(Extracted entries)
———
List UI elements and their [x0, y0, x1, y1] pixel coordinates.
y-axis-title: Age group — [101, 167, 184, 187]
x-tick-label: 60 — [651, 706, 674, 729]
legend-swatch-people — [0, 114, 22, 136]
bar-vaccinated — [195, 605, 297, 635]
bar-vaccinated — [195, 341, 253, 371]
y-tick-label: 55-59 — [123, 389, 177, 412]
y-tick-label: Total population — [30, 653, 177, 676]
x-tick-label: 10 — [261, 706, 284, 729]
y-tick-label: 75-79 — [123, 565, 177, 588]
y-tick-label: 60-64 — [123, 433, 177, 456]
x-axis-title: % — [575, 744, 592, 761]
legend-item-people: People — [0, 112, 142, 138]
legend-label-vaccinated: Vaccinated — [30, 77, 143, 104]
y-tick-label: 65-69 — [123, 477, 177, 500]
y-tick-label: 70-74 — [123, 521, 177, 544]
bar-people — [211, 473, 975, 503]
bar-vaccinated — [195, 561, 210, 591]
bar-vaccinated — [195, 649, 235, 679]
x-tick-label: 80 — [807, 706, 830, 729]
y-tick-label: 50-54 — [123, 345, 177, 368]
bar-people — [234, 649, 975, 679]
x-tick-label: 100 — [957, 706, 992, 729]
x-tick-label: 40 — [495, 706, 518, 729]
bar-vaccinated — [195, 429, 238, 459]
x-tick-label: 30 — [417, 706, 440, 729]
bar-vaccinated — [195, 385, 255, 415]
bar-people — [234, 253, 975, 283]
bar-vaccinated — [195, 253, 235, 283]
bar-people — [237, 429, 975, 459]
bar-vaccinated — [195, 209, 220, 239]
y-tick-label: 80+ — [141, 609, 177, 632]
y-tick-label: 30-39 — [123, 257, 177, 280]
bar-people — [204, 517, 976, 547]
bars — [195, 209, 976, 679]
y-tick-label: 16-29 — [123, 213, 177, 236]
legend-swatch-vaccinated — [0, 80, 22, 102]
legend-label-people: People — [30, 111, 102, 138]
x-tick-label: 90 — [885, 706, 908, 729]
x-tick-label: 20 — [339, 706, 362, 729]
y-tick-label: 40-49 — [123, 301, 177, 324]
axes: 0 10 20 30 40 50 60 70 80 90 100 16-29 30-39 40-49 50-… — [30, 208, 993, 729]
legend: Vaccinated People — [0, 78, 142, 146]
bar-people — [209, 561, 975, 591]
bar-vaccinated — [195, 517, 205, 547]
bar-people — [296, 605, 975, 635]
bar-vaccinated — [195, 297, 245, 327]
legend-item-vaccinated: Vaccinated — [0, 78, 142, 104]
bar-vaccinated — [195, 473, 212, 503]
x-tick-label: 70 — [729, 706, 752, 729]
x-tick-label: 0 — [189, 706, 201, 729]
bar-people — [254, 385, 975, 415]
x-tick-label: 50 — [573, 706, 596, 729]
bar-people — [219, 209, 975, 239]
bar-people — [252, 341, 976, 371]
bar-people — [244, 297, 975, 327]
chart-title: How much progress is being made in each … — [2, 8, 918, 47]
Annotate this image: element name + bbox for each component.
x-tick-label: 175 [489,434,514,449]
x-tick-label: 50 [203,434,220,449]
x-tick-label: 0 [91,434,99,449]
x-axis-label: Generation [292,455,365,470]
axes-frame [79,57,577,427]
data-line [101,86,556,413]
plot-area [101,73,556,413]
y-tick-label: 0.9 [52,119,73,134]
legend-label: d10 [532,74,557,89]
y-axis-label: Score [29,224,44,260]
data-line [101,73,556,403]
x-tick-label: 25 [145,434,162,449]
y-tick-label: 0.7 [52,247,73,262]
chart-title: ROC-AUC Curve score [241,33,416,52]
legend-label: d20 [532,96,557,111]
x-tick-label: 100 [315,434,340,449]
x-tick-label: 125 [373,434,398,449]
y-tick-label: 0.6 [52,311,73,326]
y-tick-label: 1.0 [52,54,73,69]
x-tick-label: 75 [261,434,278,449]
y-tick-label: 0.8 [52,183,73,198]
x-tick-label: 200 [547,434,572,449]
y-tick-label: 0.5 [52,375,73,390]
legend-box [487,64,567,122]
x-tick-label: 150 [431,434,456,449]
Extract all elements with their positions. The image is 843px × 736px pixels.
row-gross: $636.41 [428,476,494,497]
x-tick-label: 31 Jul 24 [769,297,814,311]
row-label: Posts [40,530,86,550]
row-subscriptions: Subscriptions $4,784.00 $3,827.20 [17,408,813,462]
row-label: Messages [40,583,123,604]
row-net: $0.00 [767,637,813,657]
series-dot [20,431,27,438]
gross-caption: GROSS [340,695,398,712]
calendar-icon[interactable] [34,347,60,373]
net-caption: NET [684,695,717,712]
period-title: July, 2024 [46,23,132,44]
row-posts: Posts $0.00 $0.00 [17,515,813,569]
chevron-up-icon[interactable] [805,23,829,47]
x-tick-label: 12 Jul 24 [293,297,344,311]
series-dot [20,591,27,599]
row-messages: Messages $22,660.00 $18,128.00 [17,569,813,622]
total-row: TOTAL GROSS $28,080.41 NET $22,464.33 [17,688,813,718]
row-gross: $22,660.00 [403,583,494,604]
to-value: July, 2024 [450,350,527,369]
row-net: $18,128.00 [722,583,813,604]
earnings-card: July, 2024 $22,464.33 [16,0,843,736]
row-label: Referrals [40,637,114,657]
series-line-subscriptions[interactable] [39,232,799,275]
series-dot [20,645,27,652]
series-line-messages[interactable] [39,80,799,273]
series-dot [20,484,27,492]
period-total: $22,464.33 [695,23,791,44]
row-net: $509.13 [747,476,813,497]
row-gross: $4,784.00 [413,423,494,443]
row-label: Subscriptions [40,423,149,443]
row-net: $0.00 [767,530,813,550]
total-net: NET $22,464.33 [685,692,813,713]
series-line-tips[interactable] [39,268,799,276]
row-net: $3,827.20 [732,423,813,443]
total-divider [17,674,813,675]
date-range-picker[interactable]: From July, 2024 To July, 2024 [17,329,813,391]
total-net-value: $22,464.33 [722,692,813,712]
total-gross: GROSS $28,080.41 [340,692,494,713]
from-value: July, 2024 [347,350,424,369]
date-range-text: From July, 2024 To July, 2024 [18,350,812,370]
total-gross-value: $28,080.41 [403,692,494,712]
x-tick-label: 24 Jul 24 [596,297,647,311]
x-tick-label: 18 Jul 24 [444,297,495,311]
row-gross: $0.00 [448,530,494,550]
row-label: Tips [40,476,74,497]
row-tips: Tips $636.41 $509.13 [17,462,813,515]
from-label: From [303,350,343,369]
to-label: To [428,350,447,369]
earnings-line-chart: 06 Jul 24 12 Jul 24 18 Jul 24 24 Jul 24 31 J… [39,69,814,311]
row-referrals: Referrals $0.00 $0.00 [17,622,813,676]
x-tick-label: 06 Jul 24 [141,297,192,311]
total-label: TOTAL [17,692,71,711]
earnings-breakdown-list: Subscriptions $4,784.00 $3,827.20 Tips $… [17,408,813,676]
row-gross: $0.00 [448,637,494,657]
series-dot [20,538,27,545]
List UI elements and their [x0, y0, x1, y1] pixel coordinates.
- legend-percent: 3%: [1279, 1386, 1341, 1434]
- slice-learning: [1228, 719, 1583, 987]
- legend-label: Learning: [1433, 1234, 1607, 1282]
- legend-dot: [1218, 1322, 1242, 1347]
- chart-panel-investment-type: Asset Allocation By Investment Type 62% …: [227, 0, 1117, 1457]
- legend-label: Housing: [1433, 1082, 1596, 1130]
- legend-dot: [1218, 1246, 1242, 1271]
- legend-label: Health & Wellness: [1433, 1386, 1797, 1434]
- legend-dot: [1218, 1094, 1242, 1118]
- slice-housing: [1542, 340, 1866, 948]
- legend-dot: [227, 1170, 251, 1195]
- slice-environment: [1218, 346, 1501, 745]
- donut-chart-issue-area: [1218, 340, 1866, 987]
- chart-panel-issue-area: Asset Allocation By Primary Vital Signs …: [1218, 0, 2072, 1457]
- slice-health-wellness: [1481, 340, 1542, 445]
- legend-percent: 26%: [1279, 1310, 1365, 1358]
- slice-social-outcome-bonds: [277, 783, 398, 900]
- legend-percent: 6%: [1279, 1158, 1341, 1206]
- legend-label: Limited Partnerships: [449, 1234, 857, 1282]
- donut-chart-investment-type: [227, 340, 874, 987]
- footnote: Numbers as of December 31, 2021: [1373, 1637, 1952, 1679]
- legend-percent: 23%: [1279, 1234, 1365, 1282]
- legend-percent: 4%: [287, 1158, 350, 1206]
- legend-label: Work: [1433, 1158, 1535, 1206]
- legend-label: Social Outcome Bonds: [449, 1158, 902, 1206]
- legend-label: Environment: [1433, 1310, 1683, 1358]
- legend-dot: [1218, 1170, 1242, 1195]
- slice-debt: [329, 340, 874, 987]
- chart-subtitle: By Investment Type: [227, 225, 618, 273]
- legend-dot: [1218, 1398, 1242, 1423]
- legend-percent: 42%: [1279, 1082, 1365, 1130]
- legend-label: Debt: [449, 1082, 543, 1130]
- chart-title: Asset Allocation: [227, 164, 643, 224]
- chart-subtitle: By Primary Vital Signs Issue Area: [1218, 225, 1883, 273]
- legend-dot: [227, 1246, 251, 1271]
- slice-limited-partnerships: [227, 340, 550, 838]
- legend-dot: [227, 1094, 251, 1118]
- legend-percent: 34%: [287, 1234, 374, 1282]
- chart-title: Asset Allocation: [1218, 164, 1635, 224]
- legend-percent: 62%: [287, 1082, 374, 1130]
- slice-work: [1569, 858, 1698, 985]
———
Stated goal -> Copy the stretch of entries from the start through the line containing "bar-vaccinated — [195, 605, 297, 635]", including both ends, word for word.

Finished answer ->
List UI elements and their [x0, y0, x1, y1] pixel coordinates.
y-axis-title: Age group — [101, 167, 184, 187]
x-tick-label: 60 — [651, 706, 674, 729]
legend-swatch-people — [0, 114, 22, 136]
bar-vaccinated — [195, 605, 297, 635]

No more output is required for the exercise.